# STORED DATA
:::

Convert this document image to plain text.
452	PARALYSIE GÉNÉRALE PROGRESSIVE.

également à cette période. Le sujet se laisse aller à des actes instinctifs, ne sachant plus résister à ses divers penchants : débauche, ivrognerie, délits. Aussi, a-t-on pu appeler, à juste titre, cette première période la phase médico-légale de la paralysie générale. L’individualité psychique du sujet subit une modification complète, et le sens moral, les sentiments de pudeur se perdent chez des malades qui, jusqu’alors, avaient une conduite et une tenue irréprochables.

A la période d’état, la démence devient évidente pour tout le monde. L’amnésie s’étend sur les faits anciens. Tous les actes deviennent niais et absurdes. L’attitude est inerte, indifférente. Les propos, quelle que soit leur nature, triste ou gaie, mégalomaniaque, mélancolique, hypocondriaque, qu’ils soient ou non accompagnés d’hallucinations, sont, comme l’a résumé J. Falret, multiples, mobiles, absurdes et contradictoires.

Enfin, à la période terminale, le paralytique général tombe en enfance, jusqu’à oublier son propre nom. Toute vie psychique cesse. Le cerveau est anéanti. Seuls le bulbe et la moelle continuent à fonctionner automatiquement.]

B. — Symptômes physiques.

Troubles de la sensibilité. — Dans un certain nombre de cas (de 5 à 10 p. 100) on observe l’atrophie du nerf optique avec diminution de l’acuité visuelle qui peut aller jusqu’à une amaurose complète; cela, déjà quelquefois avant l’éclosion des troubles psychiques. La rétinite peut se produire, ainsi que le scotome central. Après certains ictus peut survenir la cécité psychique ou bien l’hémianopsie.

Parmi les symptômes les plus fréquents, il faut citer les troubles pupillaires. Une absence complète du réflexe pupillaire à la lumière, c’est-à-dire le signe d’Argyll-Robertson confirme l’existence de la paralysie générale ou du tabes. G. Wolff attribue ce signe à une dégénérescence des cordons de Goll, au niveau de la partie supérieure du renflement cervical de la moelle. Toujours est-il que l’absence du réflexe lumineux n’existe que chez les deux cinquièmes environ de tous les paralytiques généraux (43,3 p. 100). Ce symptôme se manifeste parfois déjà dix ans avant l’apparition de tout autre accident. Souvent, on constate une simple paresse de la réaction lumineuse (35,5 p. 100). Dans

:::

# EXERCISE AIM
Output all of the material, please, exactly as it stands.

# COMPLETED EXERCISE
Convert this document image to plain text.
452	PARALYSIE GÉNÉRALE PROGRESSIVE.

également à cette période. Le sujet se laisse aller à des actes instinctifs, ne sachant plus résister à ses divers penchants : débauche, ivrognerie, délits. Aussi, a-t-on pu appeler, à juste titre, cette première période la phase médico-légale de la paralysie générale. L’individualité psychique du sujet subit une modification complète, et le sens moral, les sentiments de pudeur se perdent chez des malades qui, jusqu’alors, avaient une conduite et une tenue irréprochables.

A la période d’état, la démence devient évidente pour tout le monde. L’amnésie s’étend sur les faits anciens. Tous les actes deviennent niais et absurdes. L’attitude est inerte, indifférente. Les propos, quelle que soit leur nature, triste ou gaie, mégalomaniaque, mélancolique, hypocondriaque, qu’ils soient ou non accompagnés d’hallucinations, sont, comme l’a résumé J. Falret, multiples, mobiles, absurdes et contradictoires.

Enfin, à la période terminale, le paralytique général tombe en enfance, jusqu’à oublier son propre nom. Toute vie psychique cesse. Le cerveau est anéanti. Seuls le bulbe et la moelle continuent à fonctionner automatiquement.]

B. — Symptômes physiques.

Troubles de la sensibilité. — Dans un certain nombre de cas (de 5 à 10 p. 100) on observe l’atrophie du nerf optique avec diminution de l’acuité visuelle qui peut aller jusqu’à une amaurose complète; cela, déjà quelquefois avant l’éclosion des troubles psychiques. La rétinite peut se produire, ainsi que le scotome central. Après certains ictus peut survenir la cécité psychique ou bien l’hémianopsie.

Parmi les symptômes les plus fréquents, il faut citer les troubles pupillaires. Une absence complète du réflexe pupillaire à la lumière, c’est-à-dire le signe d’Argyll-Robertson confirme l’existence de la paralysie générale ou du tabes. G. Wolff attribue ce signe à une dégénérescence des cordons de Goll, au niveau de la partie supérieure du renflement cervical de la moelle. Toujours est-il que l’absence du réflexe lumineux n’existe que chez les deux cinquièmes environ de tous les paralytiques généraux (43,3 p. 100). Ce symptôme se manifeste parfois déjà dix ans avant l’apparition de tout autre accident. Souvent, on constate une simple paresse de la réaction lumineuse (35,5 p. 100). Dans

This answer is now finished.